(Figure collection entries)
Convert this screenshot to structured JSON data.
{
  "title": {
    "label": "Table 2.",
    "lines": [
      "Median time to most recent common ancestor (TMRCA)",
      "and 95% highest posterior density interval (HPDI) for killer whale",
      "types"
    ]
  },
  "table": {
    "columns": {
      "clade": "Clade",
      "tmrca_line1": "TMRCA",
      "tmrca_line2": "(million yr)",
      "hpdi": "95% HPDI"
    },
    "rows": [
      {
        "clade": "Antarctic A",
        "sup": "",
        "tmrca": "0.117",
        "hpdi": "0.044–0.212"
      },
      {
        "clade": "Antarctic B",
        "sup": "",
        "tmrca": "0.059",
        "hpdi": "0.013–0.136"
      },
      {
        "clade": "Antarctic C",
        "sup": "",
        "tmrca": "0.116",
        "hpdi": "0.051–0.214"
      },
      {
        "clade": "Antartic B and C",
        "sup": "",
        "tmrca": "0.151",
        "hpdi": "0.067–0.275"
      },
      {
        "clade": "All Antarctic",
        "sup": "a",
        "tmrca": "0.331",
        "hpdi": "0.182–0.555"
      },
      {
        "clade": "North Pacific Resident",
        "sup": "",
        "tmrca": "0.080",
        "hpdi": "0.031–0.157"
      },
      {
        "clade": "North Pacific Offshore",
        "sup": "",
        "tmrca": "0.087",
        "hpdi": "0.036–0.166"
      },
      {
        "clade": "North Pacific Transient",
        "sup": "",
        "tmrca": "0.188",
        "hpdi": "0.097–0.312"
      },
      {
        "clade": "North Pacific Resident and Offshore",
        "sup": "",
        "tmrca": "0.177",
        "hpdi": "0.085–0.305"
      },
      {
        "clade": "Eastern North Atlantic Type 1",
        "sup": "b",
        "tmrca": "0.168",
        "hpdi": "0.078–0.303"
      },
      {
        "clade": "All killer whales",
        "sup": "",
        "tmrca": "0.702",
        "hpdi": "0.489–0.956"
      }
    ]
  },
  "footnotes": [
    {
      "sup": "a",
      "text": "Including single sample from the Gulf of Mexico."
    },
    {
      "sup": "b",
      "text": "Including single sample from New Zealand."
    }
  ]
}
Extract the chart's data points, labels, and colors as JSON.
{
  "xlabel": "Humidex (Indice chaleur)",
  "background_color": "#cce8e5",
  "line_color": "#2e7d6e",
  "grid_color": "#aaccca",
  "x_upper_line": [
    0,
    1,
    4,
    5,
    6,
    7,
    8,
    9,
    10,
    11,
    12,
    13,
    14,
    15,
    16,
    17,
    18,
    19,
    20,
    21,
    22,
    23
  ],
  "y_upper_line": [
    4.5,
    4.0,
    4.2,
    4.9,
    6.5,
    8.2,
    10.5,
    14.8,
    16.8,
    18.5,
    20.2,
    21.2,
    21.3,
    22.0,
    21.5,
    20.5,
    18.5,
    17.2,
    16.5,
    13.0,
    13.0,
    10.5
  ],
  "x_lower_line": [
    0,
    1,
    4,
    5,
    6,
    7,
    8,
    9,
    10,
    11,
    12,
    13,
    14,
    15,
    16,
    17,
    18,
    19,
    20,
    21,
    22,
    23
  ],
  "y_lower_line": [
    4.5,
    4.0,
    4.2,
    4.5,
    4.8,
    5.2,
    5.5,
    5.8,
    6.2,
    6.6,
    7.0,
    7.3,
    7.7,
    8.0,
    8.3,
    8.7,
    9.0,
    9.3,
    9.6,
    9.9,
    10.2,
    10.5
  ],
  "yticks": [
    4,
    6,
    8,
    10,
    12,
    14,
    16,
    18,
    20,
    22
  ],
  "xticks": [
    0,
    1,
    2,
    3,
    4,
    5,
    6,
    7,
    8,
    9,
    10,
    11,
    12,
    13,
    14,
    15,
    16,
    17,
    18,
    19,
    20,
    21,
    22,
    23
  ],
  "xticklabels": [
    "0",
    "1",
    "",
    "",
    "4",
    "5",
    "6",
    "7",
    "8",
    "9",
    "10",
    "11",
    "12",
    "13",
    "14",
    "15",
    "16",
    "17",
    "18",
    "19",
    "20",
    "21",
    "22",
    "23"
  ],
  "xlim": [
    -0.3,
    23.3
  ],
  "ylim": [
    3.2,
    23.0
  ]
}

* **Exercise requirements**
Reproduce each line of the entries in which the word "Including" is found.

* **Exercise answer**
      "text": "Including single sample from the Gulf of Mexico."
      "text": "Including single sample from New Zealand."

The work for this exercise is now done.